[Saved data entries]
--- begin ---

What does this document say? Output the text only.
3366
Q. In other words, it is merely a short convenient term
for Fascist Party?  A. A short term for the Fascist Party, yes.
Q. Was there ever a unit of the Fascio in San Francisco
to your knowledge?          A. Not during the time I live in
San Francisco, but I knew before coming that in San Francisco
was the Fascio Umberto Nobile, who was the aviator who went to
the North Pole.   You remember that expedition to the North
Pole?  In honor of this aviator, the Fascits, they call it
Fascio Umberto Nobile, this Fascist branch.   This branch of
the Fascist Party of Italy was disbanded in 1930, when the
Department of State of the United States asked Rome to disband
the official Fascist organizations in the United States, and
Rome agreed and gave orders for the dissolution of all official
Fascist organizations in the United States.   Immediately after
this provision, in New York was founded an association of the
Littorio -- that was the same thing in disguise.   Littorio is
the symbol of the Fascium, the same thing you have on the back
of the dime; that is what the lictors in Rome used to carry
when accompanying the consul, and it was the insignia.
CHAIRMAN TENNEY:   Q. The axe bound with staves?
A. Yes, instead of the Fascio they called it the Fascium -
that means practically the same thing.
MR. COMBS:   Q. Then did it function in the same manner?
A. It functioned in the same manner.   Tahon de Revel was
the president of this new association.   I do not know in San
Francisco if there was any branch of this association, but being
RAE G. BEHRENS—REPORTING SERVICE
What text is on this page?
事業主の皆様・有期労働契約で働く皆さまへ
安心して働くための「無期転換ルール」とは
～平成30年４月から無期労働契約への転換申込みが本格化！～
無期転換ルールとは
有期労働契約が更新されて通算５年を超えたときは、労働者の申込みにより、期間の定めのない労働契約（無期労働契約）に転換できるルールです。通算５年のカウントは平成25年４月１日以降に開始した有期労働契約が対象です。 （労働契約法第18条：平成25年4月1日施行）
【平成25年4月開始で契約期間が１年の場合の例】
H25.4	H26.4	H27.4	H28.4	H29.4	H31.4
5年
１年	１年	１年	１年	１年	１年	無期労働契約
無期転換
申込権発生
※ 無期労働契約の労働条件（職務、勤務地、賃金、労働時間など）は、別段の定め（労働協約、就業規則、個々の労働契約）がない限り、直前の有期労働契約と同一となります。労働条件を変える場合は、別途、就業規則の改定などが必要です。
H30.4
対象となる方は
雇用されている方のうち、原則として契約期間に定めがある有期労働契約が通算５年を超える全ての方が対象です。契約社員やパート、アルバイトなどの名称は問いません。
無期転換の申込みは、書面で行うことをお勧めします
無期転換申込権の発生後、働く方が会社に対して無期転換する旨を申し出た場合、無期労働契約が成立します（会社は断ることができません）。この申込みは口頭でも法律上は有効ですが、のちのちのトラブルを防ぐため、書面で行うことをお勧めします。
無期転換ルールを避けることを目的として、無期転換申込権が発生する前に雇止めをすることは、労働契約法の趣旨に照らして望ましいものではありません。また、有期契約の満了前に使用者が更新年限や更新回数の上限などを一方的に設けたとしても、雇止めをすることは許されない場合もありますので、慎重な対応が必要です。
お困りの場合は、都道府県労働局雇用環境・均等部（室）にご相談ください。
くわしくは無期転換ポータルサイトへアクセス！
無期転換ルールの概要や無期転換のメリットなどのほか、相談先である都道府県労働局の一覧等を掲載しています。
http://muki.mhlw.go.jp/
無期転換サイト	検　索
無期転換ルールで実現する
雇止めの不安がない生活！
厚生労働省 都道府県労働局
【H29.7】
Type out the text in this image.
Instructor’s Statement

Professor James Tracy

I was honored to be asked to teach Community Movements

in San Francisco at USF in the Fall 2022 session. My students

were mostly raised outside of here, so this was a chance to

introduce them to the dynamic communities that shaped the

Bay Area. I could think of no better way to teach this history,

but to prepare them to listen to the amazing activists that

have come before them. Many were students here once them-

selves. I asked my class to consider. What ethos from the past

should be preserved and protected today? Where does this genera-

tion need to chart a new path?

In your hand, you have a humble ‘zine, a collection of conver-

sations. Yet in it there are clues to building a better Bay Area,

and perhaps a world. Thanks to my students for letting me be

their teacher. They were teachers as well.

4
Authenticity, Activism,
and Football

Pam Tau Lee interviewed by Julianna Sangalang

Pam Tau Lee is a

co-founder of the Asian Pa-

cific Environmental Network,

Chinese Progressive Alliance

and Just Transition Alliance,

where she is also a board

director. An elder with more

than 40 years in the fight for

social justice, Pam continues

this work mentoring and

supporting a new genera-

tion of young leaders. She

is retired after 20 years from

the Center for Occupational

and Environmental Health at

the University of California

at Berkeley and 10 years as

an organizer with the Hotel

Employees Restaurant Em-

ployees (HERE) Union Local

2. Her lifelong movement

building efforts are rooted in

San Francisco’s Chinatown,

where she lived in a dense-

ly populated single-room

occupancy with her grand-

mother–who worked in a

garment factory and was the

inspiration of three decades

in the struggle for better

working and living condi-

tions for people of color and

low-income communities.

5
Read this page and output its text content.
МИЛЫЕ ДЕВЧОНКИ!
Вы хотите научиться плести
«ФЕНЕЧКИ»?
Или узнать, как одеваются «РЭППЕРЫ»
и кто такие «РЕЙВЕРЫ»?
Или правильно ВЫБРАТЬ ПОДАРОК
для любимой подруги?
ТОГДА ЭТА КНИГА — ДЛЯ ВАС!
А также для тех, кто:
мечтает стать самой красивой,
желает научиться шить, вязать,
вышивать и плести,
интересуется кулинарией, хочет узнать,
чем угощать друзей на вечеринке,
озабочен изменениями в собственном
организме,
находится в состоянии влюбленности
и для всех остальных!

--- end ---

TO BE DONE: Take the entries above and transcribe them in full.

SOLUTION TO THE EXERCISE:
What does this document say? Output the text only.
3366
Q. In other words, it is merely a short convenient term
for Fascist Party?  A. A short term for the Fascist Party, yes.
Q. Was there ever a unit of the Fascio in San Francisco
to your knowledge?          A. Not during the time I live in
San Francisco, but I knew before coming that in San Francisco
was the Fascio Umberto Nobile, who was the aviator who went to
the North Pole.   You remember that expedition to the North
Pole?  In honor of this aviator, the Fascits, they call it
Fascio Umberto Nobile, this Fascist branch.   This branch of
the Fascist Party of Italy was disbanded in 1930, when the
Department of State of the United States asked Rome to disband
the official Fascist organizations in the United States, and
Rome agreed and gave orders for the dissolution of all official
Fascist organizations in the United States.   Immediately after
this provision, in New York was founded an association of the
Littorio -- that was the same thing in disguise.   Littorio is
the symbol of the Fascium, the same thing you have on the back
of the dime; that is what the lictors in Rome used to carry
when accompanying the consul, and it was the insignia.
CHAIRMAN TENNEY:   Q. The axe bound with staves?
A. Yes, instead of the Fascio they called it the Fascium -
that means practically the same thing.
MR. COMBS:   Q. Then did it function in the same manner?
A. It functioned in the same manner.   Tahon de Revel was
the president of this new association.   I do not know in San
Francisco if there was any branch of this association, but being
RAE G. BEHRENS—REPORTING SERVICE
What text is on this page?
事業主の皆様・有期労働契約で働く皆さまへ
安心して働くための「無期転換ルール」とは
～平成30年４月から無期労働契約への転換申込みが本格化！～
無期転換ルールとは
有期労働契約が更新されて通算５年を超えたときは、労働者の申込みにより、期間の定めのない労働契約（無期労働契約）に転換できるルールです。通算５年のカウントは平成25年４月１日以降に開始した有期労働契約が対象です。 （労働契約法第18条：平成25年4月1日施行）
【平成25年4月開始で契約期間が１年の場合の例】
H25.4	H26.4	H27.4	H28.4	H29.4	H31.4
5年
１年	１年	１年	１年	１年	１年	無期労働契約
無期転換
申込権発生
※ 無期労働契約の労働条件（職務、勤務地、賃金、労働時間など）は、別段の定め（労働協約、就業規則、個々の労働契約）がない限り、直前の有期労働契約と同一となります。労働条件を変える場合は、別途、就業規則の改定などが必要です。
H30.4
対象となる方は
雇用されている方のうち、原則として契約期間に定めがある有期労働契約が通算５年を超える全ての方が対象です。契約社員やパート、アルバイトなどの名称は問いません。
無期転換の申込みは、書面で行うことをお勧めします
無期転換申込権の発生後、働く方が会社に対して無期転換する旨を申し出た場合、無期労働契約が成立します（会社は断ることができません）。この申込みは口頭でも法律上は有効ですが、のちのちのトラブルを防ぐため、書面で行うことをお勧めします。
無期転換ルールを避けることを目的として、無期転換申込権が発生する前に雇止めをすることは、労働契約法の趣旨に照らして望ましいものではありません。また、有期契約の満了前に使用者が更新年限や更新回数の上限などを一方的に設けたとしても、雇止めをすることは許されない場合もありますので、慎重な対応が必要です。
お困りの場合は、都道府県労働局雇用環境・均等部（室）にご相談ください。
くわしくは無期転換ポータルサイトへアクセス！
無期転換ルールの概要や無期転換のメリットなどのほか、相談先である都道府県労働局の一覧等を掲載しています。
http://muki.mhlw.go.jp/
無期転換サイト	検　索
無期転換ルールで実現する
雇止めの不安がない生活！
厚生労働省 都道府県労働局
【H29.7】
Type out the text in this image.
Instructor’s Statement

Professor James Tracy

I was honored to be asked to teach Community Movements

in San Francisco at USF in the Fall 2022 session. My students

were mostly raised outside of here, so this was a chance to

introduce them to the dynamic communities that shaped the

Bay Area. I could think of no better way to teach this history,

but to prepare them to listen to the amazing activists that

have come before them. Many were students here once them-

selves. I asked my class to consider. What ethos from the past

should be preserved and protected today? Where does this genera-

tion need to chart a new path?

In your hand, you have a humble ‘zine, a collection of conver-

sations. Yet in it there are clues to building a better Bay Area,

and perhaps a world. Thanks to my students for letting me be

their teacher. They were teachers as well.

4
Authenticity, Activism,
and Football

Pam Tau Lee interviewed by Julianna Sangalang

Pam Tau Lee is a

co-founder of the Asian Pa-

cific Environmental Network,

Chinese Progressive Alliance

and Just Transition Alliance,

where she is also a board

director. An elder with more

than 40 years in the fight for

social justice, Pam continues

this work mentoring and

supporting a new genera-

tion of young leaders. She

is retired after 20 years from

the Center for Occupational

and Environmental Health at

the University of California

at Berkeley and 10 years as

an organizer with the Hotel

Employees Restaurant Em-

ployees (HERE) Union Local

2. Her lifelong movement

building efforts are rooted in

San Francisco’s Chinatown,

where she lived in a dense-

ly populated single-room

occupancy with her grand-

mother–who worked in a

garment factory and was the

inspiration of three decades

in the struggle for better

working and living condi-

tions for people of color and

low-income communities.

5
Read this page and output its text content.
МИЛЫЕ ДЕВЧОНКИ!
Вы хотите научиться плести
«ФЕНЕЧКИ»?
Или узнать, как одеваются «РЭППЕРЫ»
и кто такие «РЕЙВЕРЫ»?
Или правильно ВЫБРАТЬ ПОДАРОК
для любимой подруги?
ТОГДА ЭТА КНИГА — ДЛЯ ВАС!
А также для тех, кто:
мечтает стать самой красивой,
желает научиться шить, вязать,
вышивать и плести,
интересуется кулинарией, хочет узнать,
чем угощать друзей на вечеринке,
озабочен изменениями в собственном
организме,
находится в состоянии влюбленности
и для всех остальных!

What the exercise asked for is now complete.